> _Document extract_:
________________

Multiple sclerosis affects each person differently. Thus there’s no definitive guide for talking about MS with family, but this is a wonderful place to get started. There may be other topics for discussion and consideration as you move forward, but keeping lines of communication open and establishing expectations can help both you and your loved ones feel supported and valued in the long run. Be sure to use resources from the National Multiple Sclerosis Society to build a support system for both your loved ones and yourself. You are not alone!

________________

(Material drawn from a dataset)
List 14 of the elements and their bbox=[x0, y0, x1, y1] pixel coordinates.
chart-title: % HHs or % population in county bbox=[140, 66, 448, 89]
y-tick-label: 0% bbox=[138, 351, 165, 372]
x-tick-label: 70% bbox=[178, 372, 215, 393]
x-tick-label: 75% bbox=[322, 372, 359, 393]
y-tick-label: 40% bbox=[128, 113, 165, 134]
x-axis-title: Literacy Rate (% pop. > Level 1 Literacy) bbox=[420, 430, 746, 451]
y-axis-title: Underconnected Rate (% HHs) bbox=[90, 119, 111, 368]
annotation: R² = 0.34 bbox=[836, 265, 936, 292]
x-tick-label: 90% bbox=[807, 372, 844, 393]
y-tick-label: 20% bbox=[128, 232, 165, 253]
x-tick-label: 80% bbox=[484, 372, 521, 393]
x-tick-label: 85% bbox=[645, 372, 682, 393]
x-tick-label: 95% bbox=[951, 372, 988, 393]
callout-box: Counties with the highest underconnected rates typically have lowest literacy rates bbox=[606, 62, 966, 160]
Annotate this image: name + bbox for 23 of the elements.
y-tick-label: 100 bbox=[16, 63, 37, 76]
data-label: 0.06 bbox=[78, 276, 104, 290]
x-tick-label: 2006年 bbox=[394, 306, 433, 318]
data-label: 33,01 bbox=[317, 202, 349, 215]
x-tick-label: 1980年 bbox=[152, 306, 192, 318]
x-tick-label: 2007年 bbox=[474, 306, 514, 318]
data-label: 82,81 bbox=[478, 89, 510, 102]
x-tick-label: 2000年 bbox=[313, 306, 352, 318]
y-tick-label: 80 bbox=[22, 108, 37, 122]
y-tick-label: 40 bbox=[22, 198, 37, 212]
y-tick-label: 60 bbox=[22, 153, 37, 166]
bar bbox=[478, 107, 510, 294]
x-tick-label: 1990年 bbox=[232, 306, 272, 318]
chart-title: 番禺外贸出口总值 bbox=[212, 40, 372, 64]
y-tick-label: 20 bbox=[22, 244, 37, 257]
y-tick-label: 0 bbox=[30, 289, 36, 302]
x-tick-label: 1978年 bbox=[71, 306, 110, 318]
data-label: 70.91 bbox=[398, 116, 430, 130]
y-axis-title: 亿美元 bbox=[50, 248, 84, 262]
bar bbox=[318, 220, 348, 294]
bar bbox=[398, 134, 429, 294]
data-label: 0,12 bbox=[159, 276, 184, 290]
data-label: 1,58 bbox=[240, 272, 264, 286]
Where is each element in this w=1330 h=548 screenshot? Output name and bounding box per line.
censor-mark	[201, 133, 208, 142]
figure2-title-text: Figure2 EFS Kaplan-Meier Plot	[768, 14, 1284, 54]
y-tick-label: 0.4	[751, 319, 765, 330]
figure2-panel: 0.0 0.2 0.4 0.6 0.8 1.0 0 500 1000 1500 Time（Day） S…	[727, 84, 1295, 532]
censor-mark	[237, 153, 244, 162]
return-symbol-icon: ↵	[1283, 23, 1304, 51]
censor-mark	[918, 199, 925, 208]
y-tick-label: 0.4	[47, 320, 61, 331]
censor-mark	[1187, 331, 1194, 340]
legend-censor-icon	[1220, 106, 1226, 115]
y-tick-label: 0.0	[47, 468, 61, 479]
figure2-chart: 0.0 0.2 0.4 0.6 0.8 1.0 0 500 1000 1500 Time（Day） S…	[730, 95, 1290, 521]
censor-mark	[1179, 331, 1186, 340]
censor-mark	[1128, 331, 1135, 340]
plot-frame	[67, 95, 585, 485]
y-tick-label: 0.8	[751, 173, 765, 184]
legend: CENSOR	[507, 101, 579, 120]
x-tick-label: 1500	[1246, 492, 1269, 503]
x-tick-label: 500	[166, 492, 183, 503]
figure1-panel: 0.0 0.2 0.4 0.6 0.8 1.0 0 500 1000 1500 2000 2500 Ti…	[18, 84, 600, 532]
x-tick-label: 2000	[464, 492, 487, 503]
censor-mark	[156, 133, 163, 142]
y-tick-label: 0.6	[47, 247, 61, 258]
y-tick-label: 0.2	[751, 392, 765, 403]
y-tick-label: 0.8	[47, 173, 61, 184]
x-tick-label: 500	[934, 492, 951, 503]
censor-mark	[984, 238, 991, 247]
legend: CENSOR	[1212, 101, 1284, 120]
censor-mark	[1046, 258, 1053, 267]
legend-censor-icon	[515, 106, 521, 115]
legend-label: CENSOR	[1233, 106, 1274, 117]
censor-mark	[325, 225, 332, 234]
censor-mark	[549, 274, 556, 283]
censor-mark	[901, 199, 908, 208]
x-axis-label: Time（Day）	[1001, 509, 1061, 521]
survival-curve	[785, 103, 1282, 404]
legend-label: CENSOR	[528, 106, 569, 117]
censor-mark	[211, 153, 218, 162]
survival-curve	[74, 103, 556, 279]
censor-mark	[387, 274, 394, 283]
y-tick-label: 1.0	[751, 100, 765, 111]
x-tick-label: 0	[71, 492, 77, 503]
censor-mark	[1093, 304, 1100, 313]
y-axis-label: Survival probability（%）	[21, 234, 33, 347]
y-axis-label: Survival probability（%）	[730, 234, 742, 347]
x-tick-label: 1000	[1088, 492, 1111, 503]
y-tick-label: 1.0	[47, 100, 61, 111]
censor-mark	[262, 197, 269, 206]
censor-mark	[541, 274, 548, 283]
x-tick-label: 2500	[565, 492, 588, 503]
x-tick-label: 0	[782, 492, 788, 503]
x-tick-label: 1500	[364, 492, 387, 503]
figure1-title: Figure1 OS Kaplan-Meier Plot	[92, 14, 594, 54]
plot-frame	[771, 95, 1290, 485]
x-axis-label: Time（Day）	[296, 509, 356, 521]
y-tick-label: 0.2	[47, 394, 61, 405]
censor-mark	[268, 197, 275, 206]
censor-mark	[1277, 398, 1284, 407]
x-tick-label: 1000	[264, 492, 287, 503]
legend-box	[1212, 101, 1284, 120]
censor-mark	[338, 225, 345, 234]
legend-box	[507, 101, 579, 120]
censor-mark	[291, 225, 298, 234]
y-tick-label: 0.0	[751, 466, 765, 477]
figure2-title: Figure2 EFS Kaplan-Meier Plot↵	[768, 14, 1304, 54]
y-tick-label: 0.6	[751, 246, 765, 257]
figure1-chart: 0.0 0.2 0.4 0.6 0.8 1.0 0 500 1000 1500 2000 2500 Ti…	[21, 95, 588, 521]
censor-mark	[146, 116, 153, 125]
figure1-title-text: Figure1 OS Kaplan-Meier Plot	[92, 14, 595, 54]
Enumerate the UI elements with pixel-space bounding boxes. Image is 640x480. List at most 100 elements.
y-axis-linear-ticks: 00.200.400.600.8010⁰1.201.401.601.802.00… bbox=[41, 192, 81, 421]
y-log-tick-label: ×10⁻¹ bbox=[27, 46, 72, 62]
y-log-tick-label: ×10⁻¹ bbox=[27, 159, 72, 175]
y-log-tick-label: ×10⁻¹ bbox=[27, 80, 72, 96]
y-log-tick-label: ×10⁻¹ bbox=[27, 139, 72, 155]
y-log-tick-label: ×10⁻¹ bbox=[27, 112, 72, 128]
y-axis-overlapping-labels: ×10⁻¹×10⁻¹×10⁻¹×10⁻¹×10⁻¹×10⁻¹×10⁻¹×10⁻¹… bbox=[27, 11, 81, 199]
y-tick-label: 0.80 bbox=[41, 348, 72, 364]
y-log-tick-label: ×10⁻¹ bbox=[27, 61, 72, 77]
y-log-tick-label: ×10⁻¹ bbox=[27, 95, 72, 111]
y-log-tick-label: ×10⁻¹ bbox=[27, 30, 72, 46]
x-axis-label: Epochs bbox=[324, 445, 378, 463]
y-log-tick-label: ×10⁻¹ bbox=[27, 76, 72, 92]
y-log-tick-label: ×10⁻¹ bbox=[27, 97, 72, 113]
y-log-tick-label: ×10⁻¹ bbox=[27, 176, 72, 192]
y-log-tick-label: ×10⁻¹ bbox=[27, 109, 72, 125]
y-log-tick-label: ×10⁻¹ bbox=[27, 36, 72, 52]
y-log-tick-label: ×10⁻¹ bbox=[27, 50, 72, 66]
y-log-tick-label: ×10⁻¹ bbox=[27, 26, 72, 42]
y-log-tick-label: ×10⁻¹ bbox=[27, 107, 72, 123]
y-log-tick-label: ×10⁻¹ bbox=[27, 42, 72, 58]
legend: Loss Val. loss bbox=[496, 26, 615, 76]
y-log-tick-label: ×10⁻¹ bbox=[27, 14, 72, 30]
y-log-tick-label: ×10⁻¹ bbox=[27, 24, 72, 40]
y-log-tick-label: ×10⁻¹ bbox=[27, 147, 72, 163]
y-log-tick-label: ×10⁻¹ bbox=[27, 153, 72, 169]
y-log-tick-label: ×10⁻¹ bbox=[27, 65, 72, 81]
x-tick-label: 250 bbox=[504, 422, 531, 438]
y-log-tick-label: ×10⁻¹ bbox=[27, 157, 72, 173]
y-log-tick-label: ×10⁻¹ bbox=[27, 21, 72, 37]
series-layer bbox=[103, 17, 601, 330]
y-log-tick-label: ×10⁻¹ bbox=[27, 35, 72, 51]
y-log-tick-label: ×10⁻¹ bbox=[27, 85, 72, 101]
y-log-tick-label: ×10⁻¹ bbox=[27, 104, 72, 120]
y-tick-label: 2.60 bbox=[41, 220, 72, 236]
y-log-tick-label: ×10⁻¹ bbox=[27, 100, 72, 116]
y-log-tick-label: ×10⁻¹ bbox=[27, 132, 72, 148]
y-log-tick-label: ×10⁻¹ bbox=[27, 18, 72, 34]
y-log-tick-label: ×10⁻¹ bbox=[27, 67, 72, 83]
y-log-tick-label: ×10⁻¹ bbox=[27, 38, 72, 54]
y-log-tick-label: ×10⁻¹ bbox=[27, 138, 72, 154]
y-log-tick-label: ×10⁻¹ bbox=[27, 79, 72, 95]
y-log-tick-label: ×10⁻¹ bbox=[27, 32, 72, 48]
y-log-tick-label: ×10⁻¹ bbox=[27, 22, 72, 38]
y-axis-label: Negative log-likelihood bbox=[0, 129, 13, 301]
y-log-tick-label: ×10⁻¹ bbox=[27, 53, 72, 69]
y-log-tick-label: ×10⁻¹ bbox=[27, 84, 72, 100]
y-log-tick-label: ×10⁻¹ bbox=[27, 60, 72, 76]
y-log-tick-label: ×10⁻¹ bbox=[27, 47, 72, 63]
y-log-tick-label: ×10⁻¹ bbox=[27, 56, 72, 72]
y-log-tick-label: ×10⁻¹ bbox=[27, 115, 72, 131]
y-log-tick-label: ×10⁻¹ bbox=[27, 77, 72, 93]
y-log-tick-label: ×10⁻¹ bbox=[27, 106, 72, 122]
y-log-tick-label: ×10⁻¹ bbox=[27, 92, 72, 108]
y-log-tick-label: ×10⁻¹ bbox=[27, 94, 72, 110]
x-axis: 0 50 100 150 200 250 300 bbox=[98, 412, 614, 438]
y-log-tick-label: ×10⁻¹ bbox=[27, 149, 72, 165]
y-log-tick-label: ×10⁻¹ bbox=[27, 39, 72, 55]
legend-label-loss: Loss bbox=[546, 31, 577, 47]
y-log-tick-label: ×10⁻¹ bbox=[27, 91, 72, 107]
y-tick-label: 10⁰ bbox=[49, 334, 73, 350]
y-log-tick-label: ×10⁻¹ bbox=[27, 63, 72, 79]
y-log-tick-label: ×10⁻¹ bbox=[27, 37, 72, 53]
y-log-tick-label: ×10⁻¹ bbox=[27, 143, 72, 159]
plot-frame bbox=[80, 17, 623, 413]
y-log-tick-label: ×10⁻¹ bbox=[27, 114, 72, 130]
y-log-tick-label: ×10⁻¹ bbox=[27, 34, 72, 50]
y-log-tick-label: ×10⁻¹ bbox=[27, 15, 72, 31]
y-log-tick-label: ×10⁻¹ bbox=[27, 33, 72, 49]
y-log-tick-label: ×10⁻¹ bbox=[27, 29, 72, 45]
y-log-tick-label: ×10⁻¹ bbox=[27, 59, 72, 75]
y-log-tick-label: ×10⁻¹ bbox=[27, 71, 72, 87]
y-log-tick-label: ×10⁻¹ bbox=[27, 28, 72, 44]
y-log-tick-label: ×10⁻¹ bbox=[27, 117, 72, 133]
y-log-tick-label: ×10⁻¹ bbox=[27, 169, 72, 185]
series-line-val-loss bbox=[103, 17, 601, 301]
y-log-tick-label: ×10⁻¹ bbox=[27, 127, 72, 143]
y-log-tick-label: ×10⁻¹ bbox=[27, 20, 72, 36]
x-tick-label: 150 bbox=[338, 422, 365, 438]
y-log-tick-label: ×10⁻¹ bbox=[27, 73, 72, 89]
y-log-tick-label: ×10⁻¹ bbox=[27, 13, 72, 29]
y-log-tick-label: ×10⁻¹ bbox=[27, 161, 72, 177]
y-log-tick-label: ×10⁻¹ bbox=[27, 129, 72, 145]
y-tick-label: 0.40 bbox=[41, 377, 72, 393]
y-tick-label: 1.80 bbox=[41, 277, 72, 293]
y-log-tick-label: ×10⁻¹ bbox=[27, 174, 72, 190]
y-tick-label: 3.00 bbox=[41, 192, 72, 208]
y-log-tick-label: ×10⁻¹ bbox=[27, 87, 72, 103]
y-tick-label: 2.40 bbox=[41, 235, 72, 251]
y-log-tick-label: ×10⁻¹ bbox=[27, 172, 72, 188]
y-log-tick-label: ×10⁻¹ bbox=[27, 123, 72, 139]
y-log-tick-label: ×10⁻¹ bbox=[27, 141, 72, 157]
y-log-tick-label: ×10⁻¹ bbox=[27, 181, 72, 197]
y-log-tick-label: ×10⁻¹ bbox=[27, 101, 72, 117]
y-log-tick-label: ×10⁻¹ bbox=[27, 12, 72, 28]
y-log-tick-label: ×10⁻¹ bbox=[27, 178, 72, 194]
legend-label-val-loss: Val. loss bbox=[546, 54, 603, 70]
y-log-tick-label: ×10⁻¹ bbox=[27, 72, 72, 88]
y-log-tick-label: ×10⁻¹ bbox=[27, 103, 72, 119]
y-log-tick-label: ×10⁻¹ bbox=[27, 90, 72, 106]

________________

> _Exercise brief_: Copy out the passage about talking with family about multiple sclerosis in full, word for word.

> _Reply_:
Multiple sclerosis affects each person differently. Thus there’s no definitive guide for talking about MS with family, but this is a wonderful place to get started. There may be other topics for discussion and consideration as you move forward, but keeping lines of communication open and establishing expectations can help both you and your loved ones feel supported and valued in the long run. Be sure to use resources from the National Multiple Sclerosis Society to build a support system for both your loved ones and yourself. You are not alone!